<<<<
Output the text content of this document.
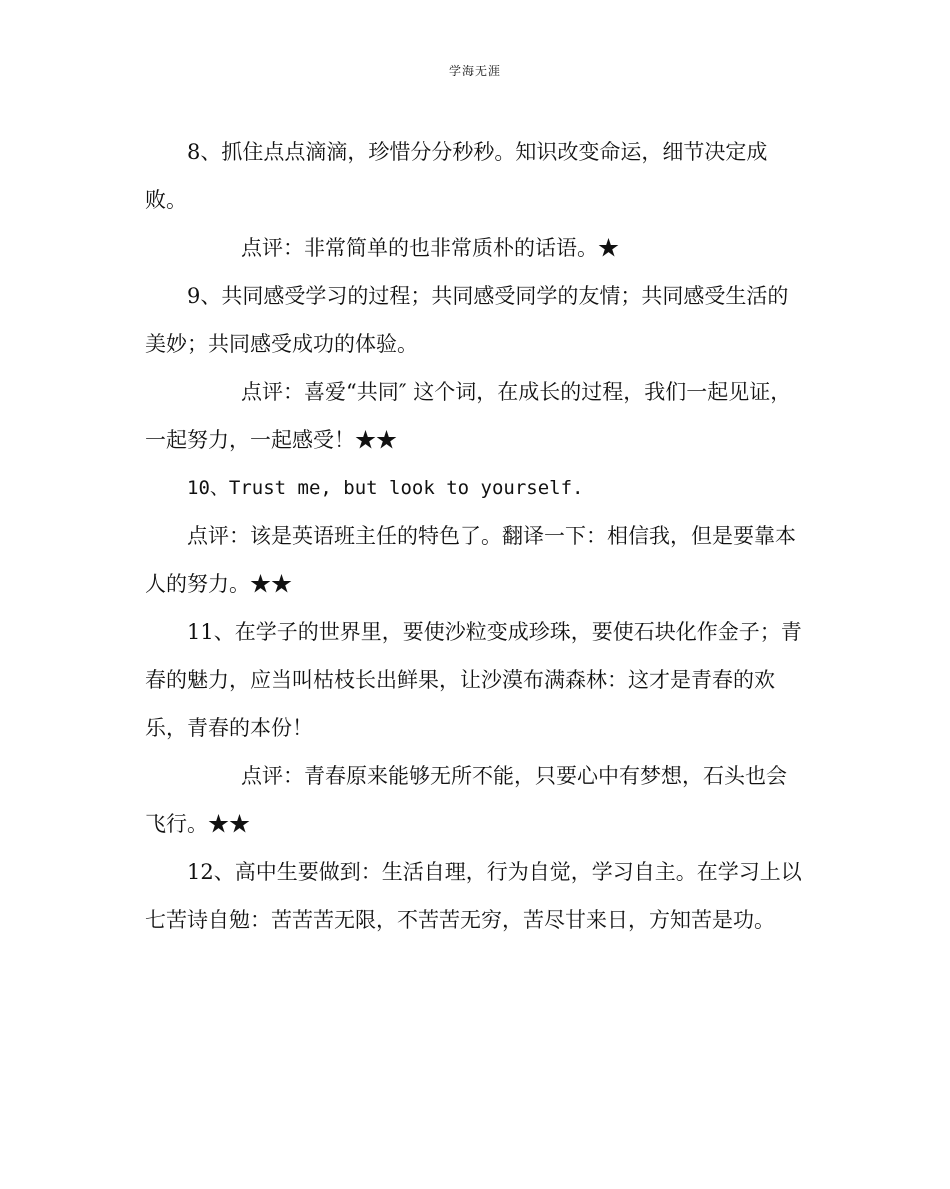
学海无涯

8、抓住点点滴滴，珍惜分分秒秒。知识改变命运，细节决定成败。

点评：非常简单的也非常质朴的话语。★

9、共同感受学习的过程；共同感受同学的友情；共同感受生活的美妙；共同感受成功的体验。

点评：喜爱“共同″ 这个词，在成长的过程，我们一起见证，一起努力，一起感受！★★

10、Trust me, but look to yourself.

点评：该是英语班主任的特色了。翻译一下：相信我，但是要靠本人的努力。★★

11、在学子的世界里，要使沙粒变成珍珠，要使石块化作金子；青春的魅力，应当叫枯枝长出鲜果，让沙漠布满森林：这才是青春的欢乐，青春的本份！

点评：青春原来能够无所不能，只要心中有梦想，石头也会飞行。★★

12、高中生要做到：生活自理，行为自觉，学习自主。在学习上以七苦诗自勉：苦苦苦无限，不苦苦无穷，苦尽甘来日，方知苦是功。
>>>>
Direction>
Repeat all of the records verbatim, leaving out the pictures.

Correct answer>
Output the text content of this document.
学海无涯

8、抓住点点滴滴，珍惜分分秒秒。知识改变命运，细节决定成败。

点评：非常简单的也非常质朴的话语。★

9、共同感受学习的过程；共同感受同学的友情；共同感受生活的美妙；共同感受成功的体验。

点评：喜爱“共同″ 这个词，在成长的过程，我们一起见证，一起努力，一起感受！★★

10、Trust me, but look to yourself.

点评：该是英语班主任的特色了。翻译一下：相信我，但是要靠本人的努力。★★

11、在学子的世界里，要使沙粒变成珍珠，要使石块化作金子；青春的魅力，应当叫枯枝长出鲜果，让沙漠布满森林：这才是青春的欢乐，青春的本份！

点评：青春原来能够无所不能，只要心中有梦想，石头也会飞行。★★

12、高中生要做到：生活自理，行为自觉，学习自主。在学习上以七苦诗自勉：苦苦苦无限，不苦苦无穷，苦尽甘来日，方知苦是功。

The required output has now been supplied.